━━ ARTICLE
Buying a Call and shorting vs. buying a Call and a Put. They're both delta neutral, but do they perform differently? Does the greater cash requirement from hedging offer some advantage?
Wouldn't you be paying margin on the short stock regardless if you had the cash? Margin is a significant cost of trading cost over time.
Yes; more specifically, I buy 1 SPX ATM and 1 ES, since 1 ES has half the exposure of 1 SPX. I see the advantage of liquidity, mainly.
The following are calculations from CME SPAN. However, firm policies will probably require holding premium paid or collected. I don't know why we see different margins if the positions are synthetically the same. I am on break from doing the math.
Trading that 1 long call plus short ES is a very different position. Then, you have a synthetic put. Might as well just buy a naked put.
Huh? It's a synthetic straddle, not a put; it starts neutral, has upside. 1 spx is 100$ to the index, es is 50$ to the index, so 1 spx option moves like 2 es options.
━━━━
━━ RECORD EXCERPTS
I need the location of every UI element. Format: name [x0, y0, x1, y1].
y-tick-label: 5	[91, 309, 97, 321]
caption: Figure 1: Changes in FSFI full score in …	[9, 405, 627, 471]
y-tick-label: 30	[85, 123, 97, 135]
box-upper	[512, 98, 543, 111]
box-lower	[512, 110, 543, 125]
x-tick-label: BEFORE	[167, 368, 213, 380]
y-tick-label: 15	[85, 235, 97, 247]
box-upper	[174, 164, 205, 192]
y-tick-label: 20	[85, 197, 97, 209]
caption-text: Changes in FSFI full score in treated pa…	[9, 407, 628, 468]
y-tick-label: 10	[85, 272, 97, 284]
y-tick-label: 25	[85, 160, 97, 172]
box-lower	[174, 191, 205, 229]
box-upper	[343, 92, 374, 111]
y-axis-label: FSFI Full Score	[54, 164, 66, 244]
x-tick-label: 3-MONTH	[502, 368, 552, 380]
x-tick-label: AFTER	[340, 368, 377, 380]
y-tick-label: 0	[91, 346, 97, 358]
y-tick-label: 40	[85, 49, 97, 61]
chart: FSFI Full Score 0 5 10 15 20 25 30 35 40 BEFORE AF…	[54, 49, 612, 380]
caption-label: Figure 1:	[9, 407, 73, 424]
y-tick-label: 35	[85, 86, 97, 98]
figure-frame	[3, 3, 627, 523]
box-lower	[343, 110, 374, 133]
━━━━
• [EXERCISE 1] List every sentence in the options discussion that ends with a question mark.
• [EXERCISE 2] Retype the stretch of the options discussion from "Buying a Call and shorting" through "cost over time.".
None of the work here depends on the rows.

• [FINAL RESULT 1]
- They're both delta neutral, but do they perform differently?
- Does the greater cash requirement from hedging offer some advantage?
- Wouldn't you be paying margin on the short stock regardless if you had the cash?
- Huh?

• [FINAL RESULT 2]
Buying a Call and shorting vs. buying a Call and a Put. They're both delta neutral, but do they perform differently? Does the greater cash requirement from hedging offer some advantage?
Wouldn't you be paying margin on the short stock regardless if you had the cash? Margin is a significant cost of trading cost over time.